**TASK DETAILS:**
Write the listing out again, all of it, word for word.
— START OF EXERCISE MATERIAL —
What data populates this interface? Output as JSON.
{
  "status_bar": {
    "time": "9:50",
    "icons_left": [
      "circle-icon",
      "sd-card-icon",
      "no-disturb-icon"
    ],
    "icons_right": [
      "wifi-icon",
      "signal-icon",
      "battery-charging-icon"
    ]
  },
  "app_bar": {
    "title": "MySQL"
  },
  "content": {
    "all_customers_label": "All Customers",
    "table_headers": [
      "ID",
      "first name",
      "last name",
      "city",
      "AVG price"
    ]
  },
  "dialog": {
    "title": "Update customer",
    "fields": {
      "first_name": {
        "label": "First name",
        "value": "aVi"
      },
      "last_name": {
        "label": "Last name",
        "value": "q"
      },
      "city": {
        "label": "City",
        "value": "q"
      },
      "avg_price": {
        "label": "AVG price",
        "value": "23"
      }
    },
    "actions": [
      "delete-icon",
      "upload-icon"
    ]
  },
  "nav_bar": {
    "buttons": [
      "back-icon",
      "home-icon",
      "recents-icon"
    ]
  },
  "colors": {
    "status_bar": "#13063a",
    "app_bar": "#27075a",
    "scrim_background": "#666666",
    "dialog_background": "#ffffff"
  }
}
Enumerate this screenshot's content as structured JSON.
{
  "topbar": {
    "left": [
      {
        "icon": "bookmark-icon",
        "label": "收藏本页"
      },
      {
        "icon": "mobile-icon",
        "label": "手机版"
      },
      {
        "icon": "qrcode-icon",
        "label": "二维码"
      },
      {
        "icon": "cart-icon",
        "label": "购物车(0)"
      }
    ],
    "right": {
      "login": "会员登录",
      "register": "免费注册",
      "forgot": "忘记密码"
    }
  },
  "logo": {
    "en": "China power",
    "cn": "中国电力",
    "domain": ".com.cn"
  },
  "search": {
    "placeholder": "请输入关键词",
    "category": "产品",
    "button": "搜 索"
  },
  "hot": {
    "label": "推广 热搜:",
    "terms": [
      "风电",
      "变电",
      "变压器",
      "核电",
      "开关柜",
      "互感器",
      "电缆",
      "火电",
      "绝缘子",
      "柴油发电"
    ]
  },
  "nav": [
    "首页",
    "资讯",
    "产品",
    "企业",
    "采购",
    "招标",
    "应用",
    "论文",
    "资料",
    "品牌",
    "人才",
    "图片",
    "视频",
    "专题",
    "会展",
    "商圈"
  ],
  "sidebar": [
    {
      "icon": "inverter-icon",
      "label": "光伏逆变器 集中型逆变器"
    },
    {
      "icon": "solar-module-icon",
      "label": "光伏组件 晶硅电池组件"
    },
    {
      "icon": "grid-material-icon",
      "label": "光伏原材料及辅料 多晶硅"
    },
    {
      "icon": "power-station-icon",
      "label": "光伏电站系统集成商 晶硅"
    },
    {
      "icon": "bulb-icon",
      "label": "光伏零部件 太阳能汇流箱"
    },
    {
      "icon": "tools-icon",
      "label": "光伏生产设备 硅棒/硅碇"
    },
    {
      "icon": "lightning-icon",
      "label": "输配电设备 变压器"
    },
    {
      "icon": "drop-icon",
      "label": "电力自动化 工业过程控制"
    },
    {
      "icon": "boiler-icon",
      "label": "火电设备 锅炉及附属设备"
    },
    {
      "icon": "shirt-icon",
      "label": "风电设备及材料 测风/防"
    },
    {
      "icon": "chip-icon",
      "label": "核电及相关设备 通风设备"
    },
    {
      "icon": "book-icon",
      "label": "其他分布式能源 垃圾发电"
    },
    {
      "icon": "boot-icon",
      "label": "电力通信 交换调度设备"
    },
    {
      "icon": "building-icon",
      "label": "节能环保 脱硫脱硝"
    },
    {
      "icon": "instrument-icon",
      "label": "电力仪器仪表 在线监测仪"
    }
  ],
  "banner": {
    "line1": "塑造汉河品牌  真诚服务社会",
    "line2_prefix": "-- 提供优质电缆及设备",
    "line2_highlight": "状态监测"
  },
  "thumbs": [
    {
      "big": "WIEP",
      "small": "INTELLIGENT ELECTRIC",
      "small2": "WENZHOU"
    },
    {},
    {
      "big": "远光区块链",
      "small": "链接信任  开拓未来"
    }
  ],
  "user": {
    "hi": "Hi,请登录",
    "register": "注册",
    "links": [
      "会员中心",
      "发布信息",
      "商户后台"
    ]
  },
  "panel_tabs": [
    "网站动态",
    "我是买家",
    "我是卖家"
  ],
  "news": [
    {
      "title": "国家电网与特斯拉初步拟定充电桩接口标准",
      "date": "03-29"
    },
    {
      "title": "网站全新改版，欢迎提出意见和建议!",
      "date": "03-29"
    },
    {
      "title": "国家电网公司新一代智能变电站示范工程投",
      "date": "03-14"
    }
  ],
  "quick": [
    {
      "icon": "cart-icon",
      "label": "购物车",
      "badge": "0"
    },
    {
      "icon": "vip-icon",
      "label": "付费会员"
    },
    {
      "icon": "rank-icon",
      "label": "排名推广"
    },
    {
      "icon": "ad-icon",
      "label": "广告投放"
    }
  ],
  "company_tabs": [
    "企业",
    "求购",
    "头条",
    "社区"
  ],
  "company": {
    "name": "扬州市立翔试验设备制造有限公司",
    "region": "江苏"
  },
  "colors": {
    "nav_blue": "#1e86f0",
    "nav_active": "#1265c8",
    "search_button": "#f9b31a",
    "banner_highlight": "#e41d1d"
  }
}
— END OF EXERCISE MATERIAL —
**OUTPUT FOR THIS EXERCISE:**
What data populates this interface? Output as JSON.
{
  "status_bar": {
    "time": "9:50",
    "icons_left": [
      "circle-icon",
      "sd-card-icon",
      "no-disturb-icon"
    ],
    "icons_right": [
      "wifi-icon",
      "signal-icon",
      "battery-charging-icon"
    ]
  },
  "app_bar": {
    "title": "MySQL"
  },
  "content": {
    "all_customers_label": "All Customers",
    "table_headers": [
      "ID",
      "first name",
      "last name",
      "city",
      "AVG price"
    ]
  },
  "dialog": {
    "title": "Update customer",
    "fields": {
      "first_name": {
        "label": "First name",
        "value": "aVi"
      },
      "last_name": {
        "label": "Last name",
        "value": "q"
      },
      "city": {
        "label": "City",
        "value": "q"
      },
      "avg_price": {
        "label": "AVG price",
        "value": "23"
      }
    },
    "actions": [
      "delete-icon",
      "upload-icon"
    ]
  },
  "nav_bar": {
    "buttons": [
      "back-icon",
      "home-icon",
      "recents-icon"
    ]
  },
  "colors": {
    "status_bar": "#13063a",
    "app_bar": "#27075a",
    "scrim_background": "#666666",
    "dialog_background": "#ffffff"
  }
}
Enumerate this screenshot's content as structured JSON.
{
  "topbar": {
    "left": [
      {
        "icon": "bookmark-icon",
        "label": "收藏本页"
      },
      {
        "icon": "mobile-icon",
        "label": "手机版"
      },
      {
        "icon": "qrcode-icon",
        "label": "二维码"
      },
      {
        "icon": "cart-icon",
        "label": "购物车(0)"
      }
    ],
    "right": {
      "login": "会员登录",
      "register": "免费注册",
      "forgot": "忘记密码"
    }
  },
  "logo": {
    "en": "China power",
    "cn": "中国电力",
    "domain": ".com.cn"
  },
  "search": {
    "placeholder": "请输入关键词",
    "category": "产品",
    "button": "搜 索"
  },
  "hot": {
    "label": "推广 热搜:",
    "terms": [
      "风电",
      "变电",
      "变压器",
      "核电",
      "开关柜",
      "互感器",
      "电缆",
      "火电",
      "绝缘子",
      "柴油发电"
    ]
  },
  "nav": [
    "首页",
    "资讯",
    "产品",
    "企业",
    "采购",
    "招标",
    "应用",
    "论文",
    "资料",
    "品牌",
    "人才",
    "图片",
    "视频",
    "专题",
    "会展",
    "商圈"
  ],
  "sidebar": [
    {
      "icon": "inverter-icon",
      "label": "光伏逆变器 集中型逆变器"
    },
    {
      "icon": "solar-module-icon",
      "label": "光伏组件 晶硅电池组件"
    },
    {
      "icon": "grid-material-icon",
      "label": "光伏原材料及辅料 多晶硅"
    },
    {
      "icon": "power-station-icon",
      "label": "光伏电站系统集成商 晶硅"
    },
    {
      "icon": "bulb-icon",
      "label": "光伏零部件 太阳能汇流箱"
    },
    {
      "icon": "tools-icon",
      "label": "光伏生产设备 硅棒/硅碇"
    },
    {
      "icon": "lightning-icon",
      "label": "输配电设备 变压器"
    },
    {
      "icon": "drop-icon",
      "label": "电力自动化 工业过程控制"
    },
    {
      "icon": "boiler-icon",
      "label": "火电设备 锅炉及附属设备"
    },
    {
      "icon": "shirt-icon",
      "label": "风电设备及材料 测风/防"
    },
    {
      "icon": "chip-icon",
      "label": "核电及相关设备 通风设备"
    },
    {
      "icon": "book-icon",
      "label": "其他分布式能源 垃圾发电"
    },
    {
      "icon": "boot-icon",
      "label": "电力通信 交换调度设备"
    },
    {
      "icon": "building-icon",
      "label": "节能环保 脱硫脱硝"
    },
    {
      "icon": "instrument-icon",
      "label": "电力仪器仪表 在线监测仪"
    }
  ],
  "banner": {
    "line1": "塑造汉河品牌  真诚服务社会",
    "line2_prefix": "-- 提供优质电缆及设备",
    "line2_highlight": "状态监测"
  },
  "thumbs": [
    {
      "big": "WIEP",
      "small": "INTELLIGENT ELECTRIC",
      "small2": "WENZHOU"
    },
    {},
    {
      "big": "远光区块链",
      "small": "链接信任  开拓未来"
    }
  ],
  "user": {
    "hi": "Hi,请登录",
    "register": "注册",
    "links": [
      "会员中心",
      "发布信息",
      "商户后台"
    ]
  },
  "panel_tabs": [
    "网站动态",
    "我是买家",
    "我是卖家"
  ],
  "news": [
    {
      "title": "国家电网与特斯拉初步拟定充电桩接口标准",
      "date": "03-29"
    },
    {
      "title": "网站全新改版，欢迎提出意见和建议!",
      "date": "03-29"
    },
    {
      "title": "国家电网公司新一代智能变电站示范工程投",
      "date": "03-14"
    }
  ],
  "quick": [
    {
      "icon": "cart-icon",
      "label": "购物车",
      "badge": "0"
    },
    {
      "icon": "vip-icon",
      "label": "付费会员"
    },
    {
      "icon": "rank-icon",
      "label": "排名推广"
    },
    {
      "icon": "ad-icon",
      "label": "广告投放"
    }
  ],
  "company_tabs": [
    "企业",
    "求购",
    "头条",
    "社区"
  ],
  "company": {
    "name": "扬州市立翔试验设备制造有限公司",
    "region": "江苏"
  },
  "colors": {
    "nav_blue": "#1e86f0",
    "nav_active": "#1265c8",
    "search_button": "#f9b31a",
    "banner_highlight": "#e41d1d"
  }
}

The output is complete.